Send back the records in full, character for character.

## [Records contained in a dataset]
• • •
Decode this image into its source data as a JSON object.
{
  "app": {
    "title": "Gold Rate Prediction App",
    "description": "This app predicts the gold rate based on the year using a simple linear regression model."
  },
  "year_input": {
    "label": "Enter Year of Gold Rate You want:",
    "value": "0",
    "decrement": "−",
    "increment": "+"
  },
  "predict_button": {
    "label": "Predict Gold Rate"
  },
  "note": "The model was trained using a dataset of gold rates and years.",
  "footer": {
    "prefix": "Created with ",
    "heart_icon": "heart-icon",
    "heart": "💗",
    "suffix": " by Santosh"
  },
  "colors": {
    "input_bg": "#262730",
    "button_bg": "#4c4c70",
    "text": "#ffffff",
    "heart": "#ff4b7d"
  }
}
• • •
## [RESPONSE]
Decode this image into its source data as a JSON object.
{
  "app": {
    "title": "Gold Rate Prediction App",
    "description": "This app predicts the gold rate based on the year using a simple linear regression model."
  },
  "year_input": {
    "label": "Enter Year of Gold Rate You want:",
    "value": "0",
    "decrement": "−",
    "increment": "+"
  },
  "predict_button": {
    "label": "Predict Gold Rate"
  },
  "note": "The model was trained using a dataset of gold rates and years.",
  "footer": {
    "prefix": "Created with ",
    "heart_icon": "heart-icon",
    "heart": "💗",
    "suffix": " by Santosh"
  },
  "colors": {
    "input_bg": "#262730",
    "button_bg": "#4c4c70",
    "text": "#ffffff",
    "heart": "#ff4b7d"
  }
}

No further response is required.